■ WORK TO BE COMPLETED
Drop all pictures and repeat exactly the lines from the line holding "OCR this image." through the end of the records.
******************************
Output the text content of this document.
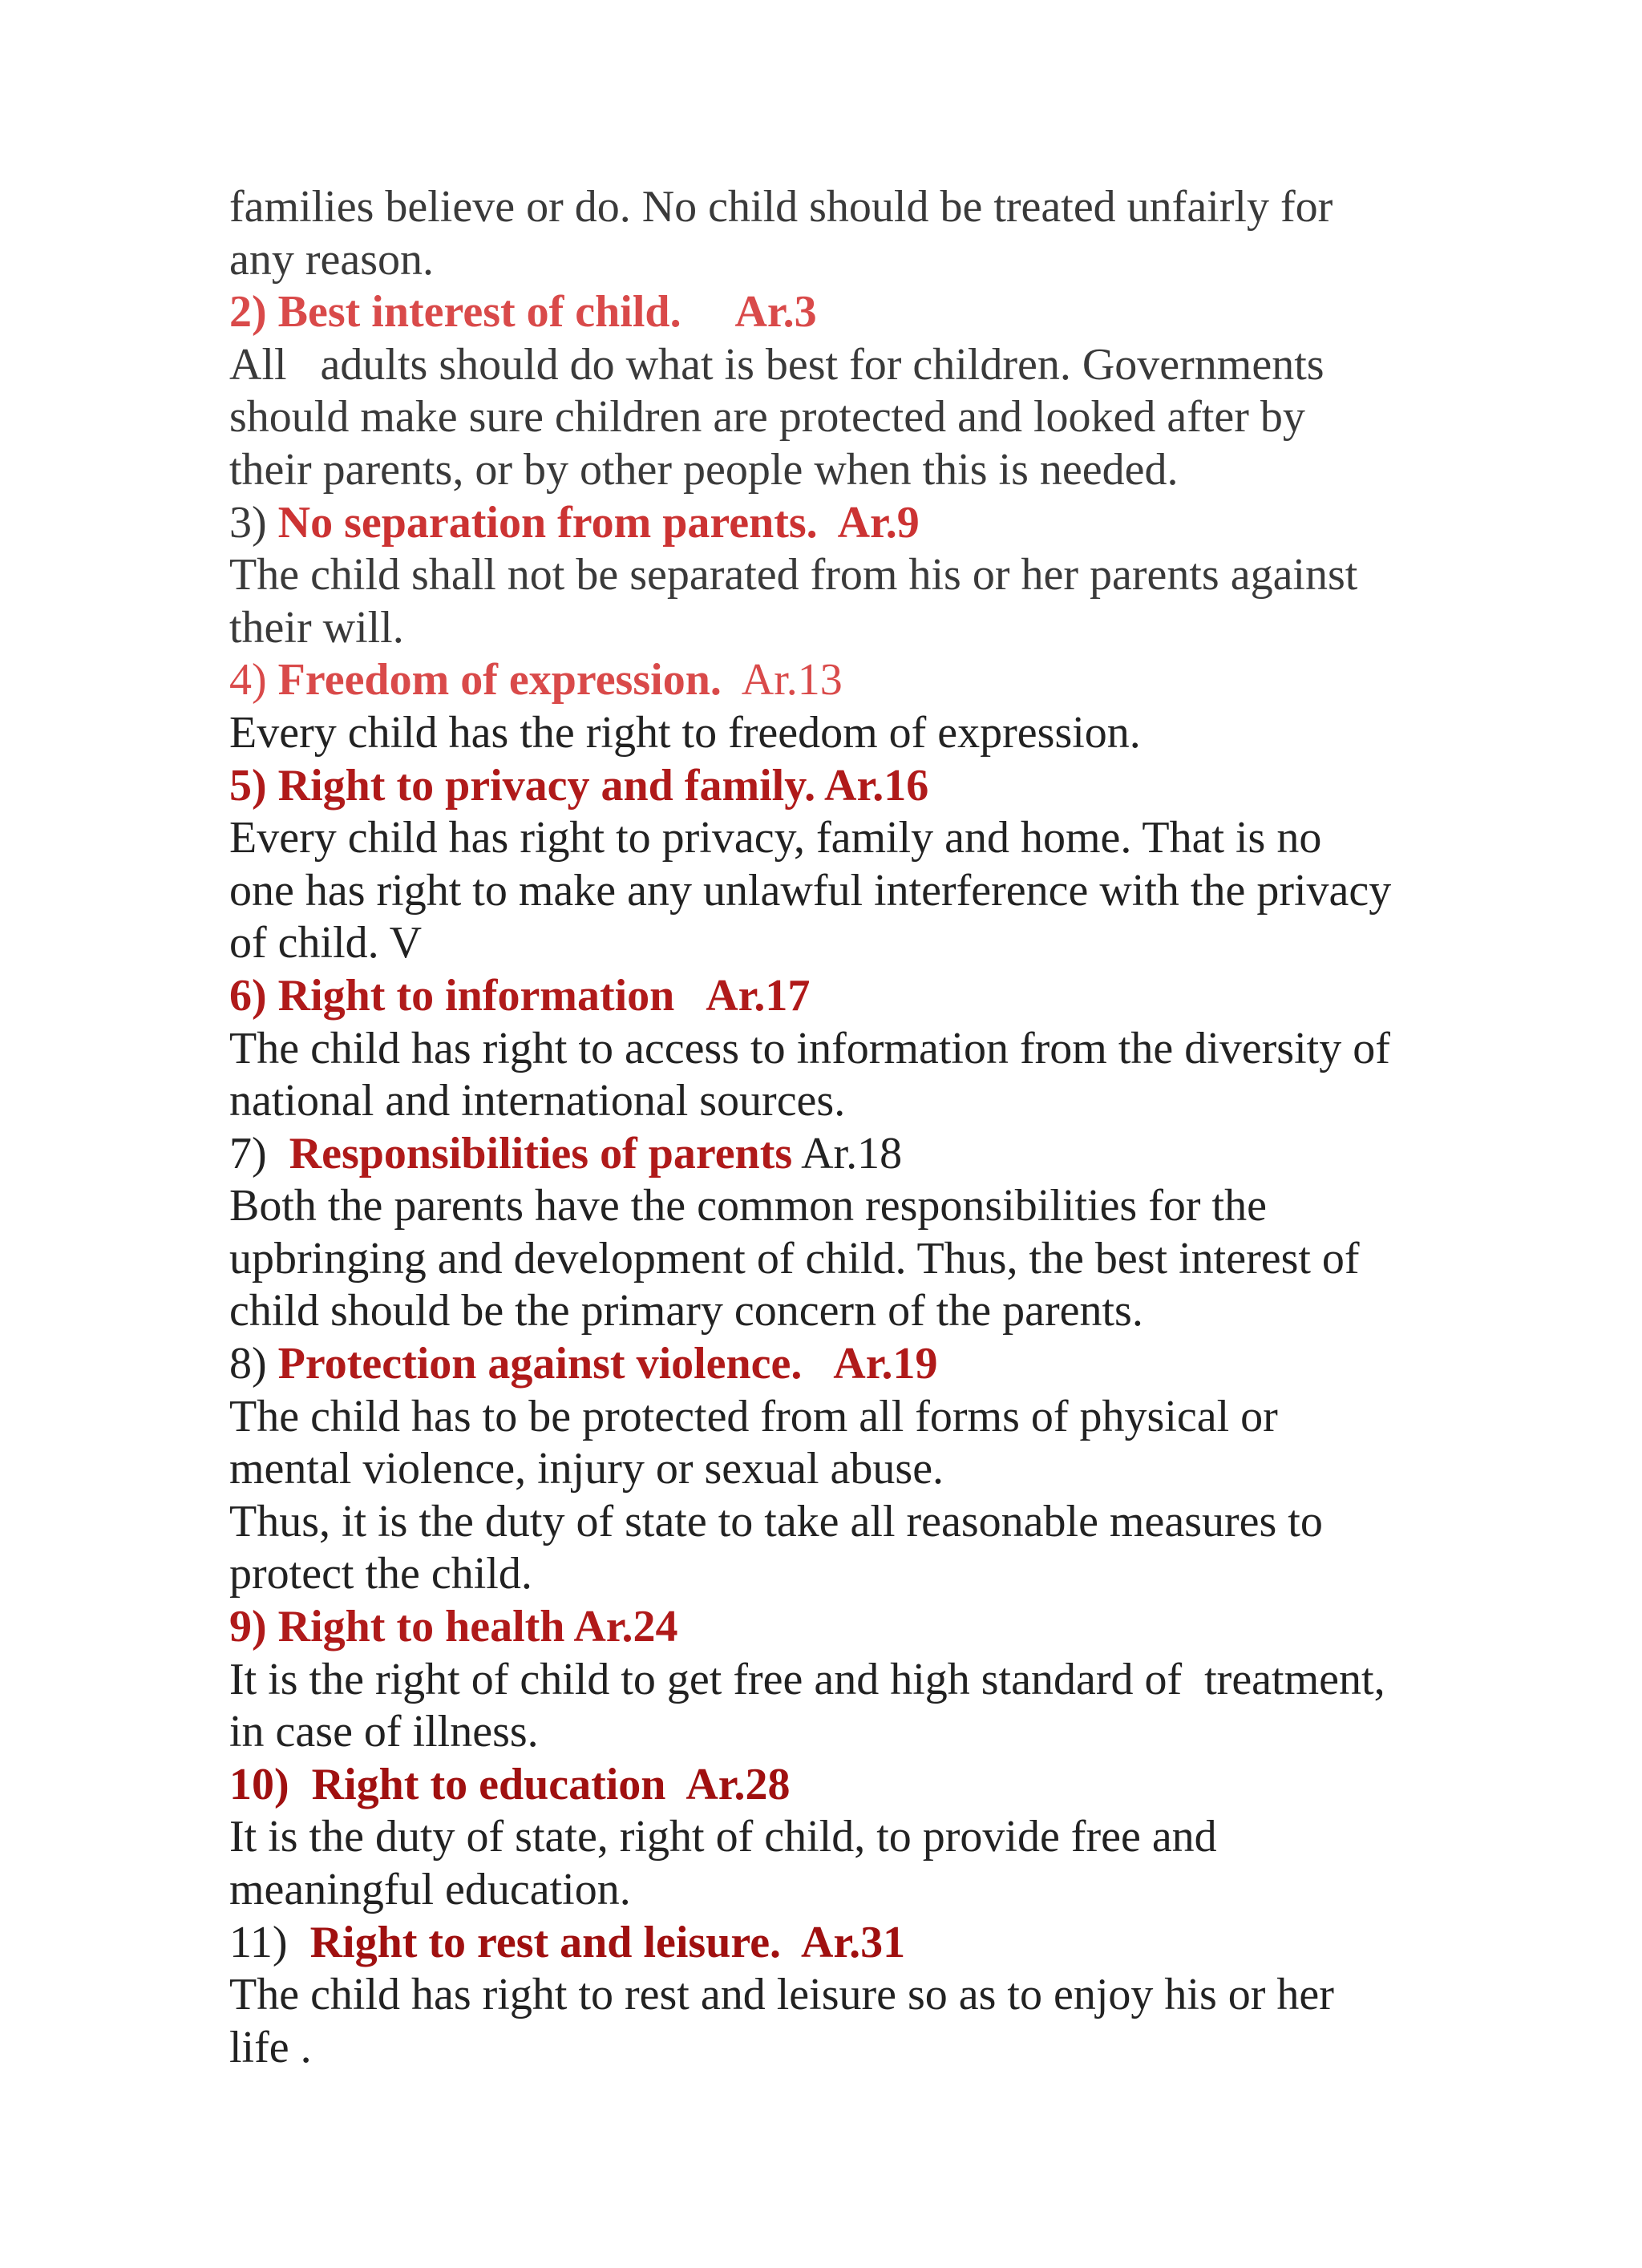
families believe or do. No child should be treated unfairly for
any reason.
2) Best interest of child.     Ar.3
All   adults should do what is best for children. Governments
should make sure children are protected and looked after by
their parents, or by other people when this is needed.
3) No separation from parents.  Ar.9
The child shall not be separated from his or her parents against
their will.
4) Freedom of expression. Ar.13
Every child has the right to freedom of expression.
5) Right to privacy and family. Ar.16
Every child has right to privacy, family and home. That is no
one has right to make any unlawful interference with the privacy
of child. V
6) Right to information   Ar.17
The child has right to access to information from the diversity of
national and international sources.
7) Responsibilities of parents Ar.18
Both the parents have the common responsibilities for the
upbringing and development of child. Thus, the best interest of
child should be the primary concern of the parents.
8) Protection against violence.   Ar.19
The child has to be protected from all forms of physical or
mental violence, injury or sexual abuse.
Thus, it is the duty of state to take all reasonable measures to
protect the child.
9) Right to health Ar.24
It is the right of child to get free and high standard of  treatment,
in case of illness.
10) Right to education  Ar.28
It is the duty of state, right of child, to provide free and
meaningful education.
11) Right to rest and leisure.  Ar.31
The child has right to rest and leisure so as to enjoy his or her
life .
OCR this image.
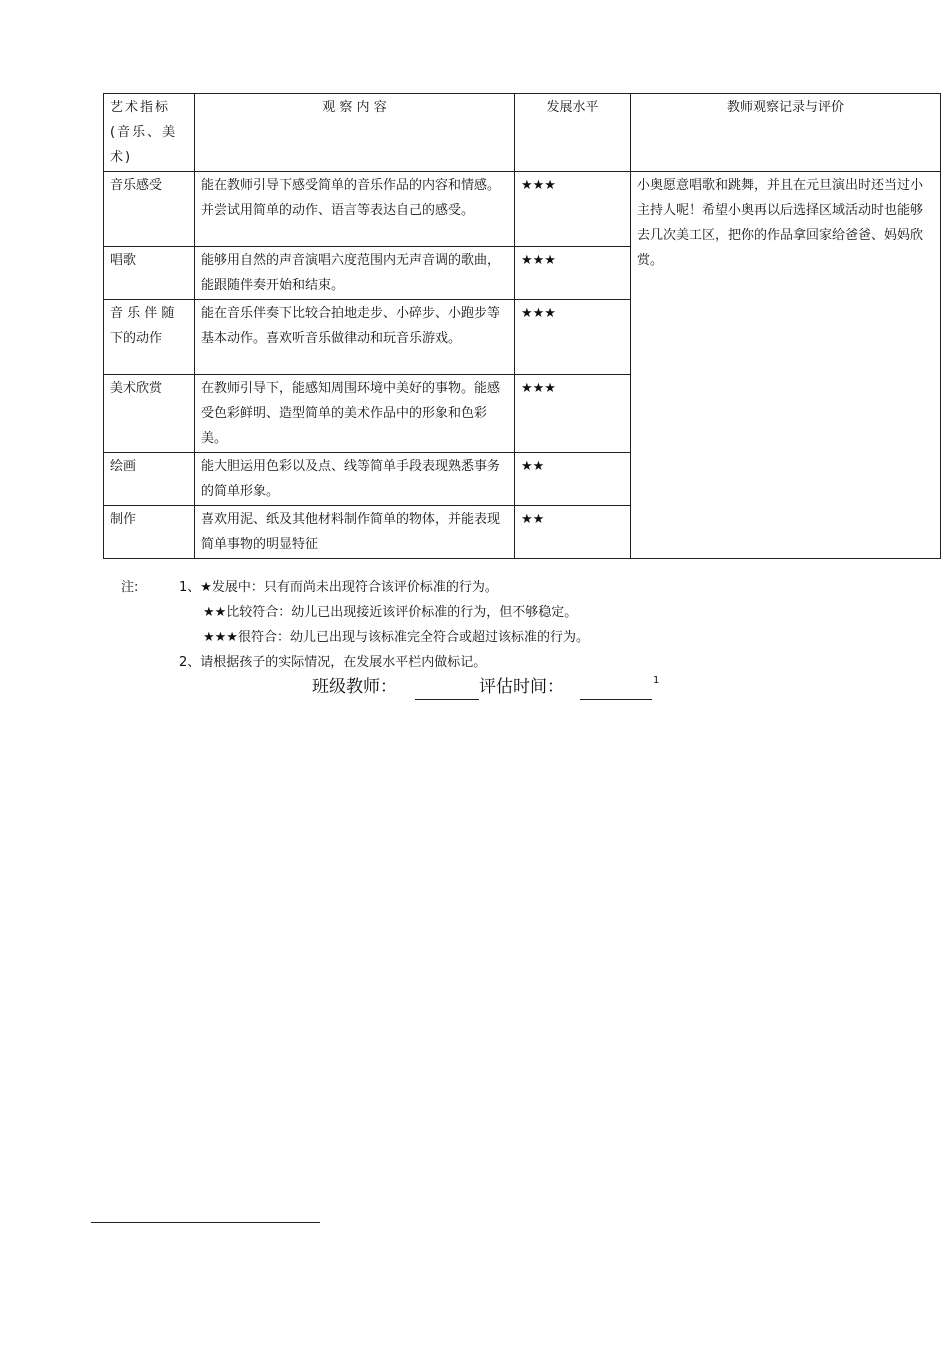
艺术指标(音乐、美术)	观 察 内 容	发展水平	教师观察记录与评价
音乐感受	能在教师引导下感受简单的音乐作品的内容和情感。并尝试用简单的动作、语言等表达自己的感受。	★★★	小奥愿意唱歌和跳舞，并且在元旦演出时还当过小主持人呢！希望小奥再以后选择区域活动时也能够去几次美工区，把你的作品拿回家给爸爸、妈妈欣赏。
唱歌	能够用自然的声音演唱六度范围内无声音调的歌曲，能跟随伴奏开始和结束。	★★★	
音 乐 伴 随 下的动作	能在音乐伴奏下比较合拍地走步、小碎步、小跑步等基本动作。喜欢听音乐做律动和玩音乐游戏。	★★★	
美术欣赏	在教师引导下，能感知周围环境中美好的事物。能感受色彩鲜明、造型简单的美术作品中的形象和色彩美。	★★★	
绘画	能大胆运用色彩以及点、线等简单手段表现熟悉事务的简单形象。	★★	
制作	喜欢用泥、纸及其他材料制作简单的物体，并能表现简单事物的明显特征	★★	
注:	1、★发展中：只有而尚未出现符合该评价标准的行为。
★★比较符合：幼儿已出现接近该评价标准的行为，但不够稳定。
★★★很符合：幼儿已出现与该标准完全符合或超过该标准的行为。
2、请根据孩子的实际情况，在发展水平栏内做标记。
班级教师：	评估时间：	$^1$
******************************
■ RESPONSE
OCR this image.
艺术指标(音乐、美术)	观 察 内 容	发展水平	教师观察记录与评价
音乐感受	能在教师引导下感受简单的音乐作品的内容和情感。并尝试用简单的动作、语言等表达自己的感受。	★★★	小奥愿意唱歌和跳舞，并且在元旦演出时还当过小主持人呢！希望小奥再以后选择区域活动时也能够去几次美工区，把你的作品拿回家给爸爸、妈妈欣赏。
唱歌	能够用自然的声音演唱六度范围内无声音调的歌曲，能跟随伴奏开始和结束。	★★★	
音 乐 伴 随 下的动作	能在音乐伴奏下比较合拍地走步、小碎步、小跑步等基本动作。喜欢听音乐做律动和玩音乐游戏。	★★★	
美术欣赏	在教师引导下，能感知周围环境中美好的事物。能感受色彩鲜明、造型简单的美术作品中的形象和色彩美。	★★★	
绘画	能大胆运用色彩以及点、线等简单手段表现熟悉事务的简单形象。	★★	
制作	喜欢用泥、纸及其他材料制作简单的物体，并能表现简单事物的明显特征	★★	
注:	1、★发展中：只有而尚未出现符合该评价标准的行为。
★★比较符合：幼儿已出现接近该评价标准的行为，但不够稳定。
★★★很符合：幼儿已出现与该标准完全符合或超过该标准的行为。
2、请根据孩子的实际情况，在发展水平栏内做标记。
班级教师：	评估时间：	$^1$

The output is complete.